__INSTRUCTIONS FOR THE TASK__: Format the material as a numbered list, from its first line through the line containing "- local-map-point: [1882, 1062, 1886, 1065]", and leave out any blank lines.
━━ MATERIALS PROVIDED ━━
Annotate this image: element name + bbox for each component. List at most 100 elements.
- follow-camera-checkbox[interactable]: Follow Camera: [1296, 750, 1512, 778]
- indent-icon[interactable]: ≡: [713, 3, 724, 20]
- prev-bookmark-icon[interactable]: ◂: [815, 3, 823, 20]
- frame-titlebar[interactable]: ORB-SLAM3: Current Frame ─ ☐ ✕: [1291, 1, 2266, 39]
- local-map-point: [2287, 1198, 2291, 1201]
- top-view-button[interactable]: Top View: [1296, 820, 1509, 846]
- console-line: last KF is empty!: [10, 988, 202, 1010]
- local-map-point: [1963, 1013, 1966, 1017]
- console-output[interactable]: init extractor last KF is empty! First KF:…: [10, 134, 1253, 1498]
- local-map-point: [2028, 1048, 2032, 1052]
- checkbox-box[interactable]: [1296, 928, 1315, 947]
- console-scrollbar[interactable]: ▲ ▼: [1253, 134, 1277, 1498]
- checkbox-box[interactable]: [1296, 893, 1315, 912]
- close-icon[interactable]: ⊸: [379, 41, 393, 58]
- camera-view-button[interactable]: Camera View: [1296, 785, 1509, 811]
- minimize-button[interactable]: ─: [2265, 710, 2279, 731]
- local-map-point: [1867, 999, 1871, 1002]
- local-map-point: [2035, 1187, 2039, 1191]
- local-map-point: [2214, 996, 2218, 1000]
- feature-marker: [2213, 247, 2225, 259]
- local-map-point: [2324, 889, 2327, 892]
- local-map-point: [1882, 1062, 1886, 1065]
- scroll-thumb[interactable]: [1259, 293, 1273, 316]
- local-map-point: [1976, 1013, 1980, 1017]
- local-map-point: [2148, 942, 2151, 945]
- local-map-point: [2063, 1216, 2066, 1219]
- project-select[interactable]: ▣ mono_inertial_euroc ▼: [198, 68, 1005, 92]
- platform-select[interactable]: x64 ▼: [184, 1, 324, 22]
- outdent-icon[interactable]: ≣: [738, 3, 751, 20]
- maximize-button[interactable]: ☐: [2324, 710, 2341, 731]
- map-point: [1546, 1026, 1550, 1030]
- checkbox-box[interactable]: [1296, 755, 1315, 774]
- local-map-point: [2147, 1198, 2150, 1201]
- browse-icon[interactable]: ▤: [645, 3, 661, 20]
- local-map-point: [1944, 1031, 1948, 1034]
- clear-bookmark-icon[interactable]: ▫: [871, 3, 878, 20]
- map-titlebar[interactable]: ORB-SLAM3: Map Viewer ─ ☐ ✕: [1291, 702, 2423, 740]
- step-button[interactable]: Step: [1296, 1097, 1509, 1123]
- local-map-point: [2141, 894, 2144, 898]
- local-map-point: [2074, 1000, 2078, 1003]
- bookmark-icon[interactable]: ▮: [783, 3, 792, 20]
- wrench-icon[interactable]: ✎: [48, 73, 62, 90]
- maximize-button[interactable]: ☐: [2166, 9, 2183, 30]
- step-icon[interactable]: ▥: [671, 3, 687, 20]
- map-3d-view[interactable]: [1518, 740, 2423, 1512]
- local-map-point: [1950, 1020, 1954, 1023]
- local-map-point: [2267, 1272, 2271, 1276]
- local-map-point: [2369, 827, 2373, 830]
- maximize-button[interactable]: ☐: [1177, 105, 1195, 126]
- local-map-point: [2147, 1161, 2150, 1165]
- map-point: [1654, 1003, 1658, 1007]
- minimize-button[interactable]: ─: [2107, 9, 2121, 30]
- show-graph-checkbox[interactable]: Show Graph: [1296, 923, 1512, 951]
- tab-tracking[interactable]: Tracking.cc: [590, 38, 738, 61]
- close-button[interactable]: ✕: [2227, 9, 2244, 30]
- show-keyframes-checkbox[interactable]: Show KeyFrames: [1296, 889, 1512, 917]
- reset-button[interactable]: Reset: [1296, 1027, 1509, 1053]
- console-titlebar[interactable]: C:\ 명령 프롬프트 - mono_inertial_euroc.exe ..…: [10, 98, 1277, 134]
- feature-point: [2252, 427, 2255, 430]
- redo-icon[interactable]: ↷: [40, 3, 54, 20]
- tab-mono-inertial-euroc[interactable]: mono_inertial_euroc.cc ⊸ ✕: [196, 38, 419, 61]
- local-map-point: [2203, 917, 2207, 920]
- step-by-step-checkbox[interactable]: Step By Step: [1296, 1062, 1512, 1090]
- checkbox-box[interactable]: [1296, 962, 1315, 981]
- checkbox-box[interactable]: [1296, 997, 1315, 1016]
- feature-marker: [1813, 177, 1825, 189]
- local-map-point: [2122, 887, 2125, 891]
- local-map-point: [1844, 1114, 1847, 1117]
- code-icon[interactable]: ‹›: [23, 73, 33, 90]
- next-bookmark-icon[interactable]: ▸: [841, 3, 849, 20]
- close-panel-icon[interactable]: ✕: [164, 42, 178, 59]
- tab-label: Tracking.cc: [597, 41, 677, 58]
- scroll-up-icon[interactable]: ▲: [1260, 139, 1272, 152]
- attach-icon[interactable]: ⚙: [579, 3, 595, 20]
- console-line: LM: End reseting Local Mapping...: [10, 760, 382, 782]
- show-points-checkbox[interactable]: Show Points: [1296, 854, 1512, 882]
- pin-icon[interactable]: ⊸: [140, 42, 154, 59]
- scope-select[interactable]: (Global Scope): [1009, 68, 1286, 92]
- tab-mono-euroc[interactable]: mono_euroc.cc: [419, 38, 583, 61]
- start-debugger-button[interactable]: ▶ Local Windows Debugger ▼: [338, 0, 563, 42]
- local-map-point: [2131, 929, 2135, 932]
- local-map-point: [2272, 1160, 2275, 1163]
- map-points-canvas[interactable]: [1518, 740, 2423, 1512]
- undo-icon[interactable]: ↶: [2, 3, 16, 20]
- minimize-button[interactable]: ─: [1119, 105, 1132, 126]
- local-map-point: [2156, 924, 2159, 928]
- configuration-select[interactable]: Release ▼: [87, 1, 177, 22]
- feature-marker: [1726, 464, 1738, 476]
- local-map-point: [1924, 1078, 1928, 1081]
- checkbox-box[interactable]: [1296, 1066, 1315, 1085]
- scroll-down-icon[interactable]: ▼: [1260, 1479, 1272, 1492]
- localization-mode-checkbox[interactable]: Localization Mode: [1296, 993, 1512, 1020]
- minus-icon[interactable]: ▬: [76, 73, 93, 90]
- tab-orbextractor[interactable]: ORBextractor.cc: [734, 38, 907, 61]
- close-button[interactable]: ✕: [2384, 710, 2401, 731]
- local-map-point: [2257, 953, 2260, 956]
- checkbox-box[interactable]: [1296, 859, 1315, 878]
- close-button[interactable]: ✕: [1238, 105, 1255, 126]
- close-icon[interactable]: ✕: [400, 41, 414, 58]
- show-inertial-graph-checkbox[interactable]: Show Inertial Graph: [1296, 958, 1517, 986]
━━━
__SOLUTION FOR THIS PROBLEM__:
1. Annotate this image: element name + bbox for each component. List at most 100 elements.
2. - follow-camera-checkbox[interactable]: Follow Camera: [1296, 750, 1512, 778]
3. - indent-icon[interactable]: ≡: [713, 3, 724, 20]
4. - prev-bookmark-icon[interactable]: ◂: [815, 3, 823, 20]
5. - frame-titlebar[interactable]: ORB-SLAM3: Current Frame ─ ☐ ✕: [1291, 1, 2266, 39]
6. - local-map-point: [2287, 1198, 2291, 1201]
7. - top-view-button[interactable]: Top View: [1296, 820, 1509, 846]
8. - console-line: last KF is empty!: [10, 988, 202, 1010]
9. - local-map-point: [1963, 1013, 1966, 1017]
10. - console-output[interactable]: init extractor last KF is empty! First KF:…: [10, 134, 1253, 1498]
11. - local-map-point: [2028, 1048, 2032, 1052]
12. - checkbox-box[interactable]: [1296, 928, 1315, 947]
13. - console-scrollbar[interactable]: ▲ ▼: [1253, 134, 1277, 1498]
14. - checkbox-box[interactable]: [1296, 893, 1315, 912]
15. - close-icon[interactable]: ⊸: [379, 41, 393, 58]
16. - camera-view-button[interactable]: Camera View: [1296, 785, 1509, 811]
17. - minimize-button[interactable]: ─: [2265, 710, 2279, 731]
18. - local-map-point: [1867, 999, 1871, 1002]
19. - local-map-point: [2035, 1187, 2039, 1191]
20. - local-map-point: [2214, 996, 2218, 1000]
21. - feature-marker: [2213, 247, 2225, 259]
22. - local-map-point: [2324, 889, 2327, 892]
23. - local-map-point: [1882, 1062, 1886, 1065]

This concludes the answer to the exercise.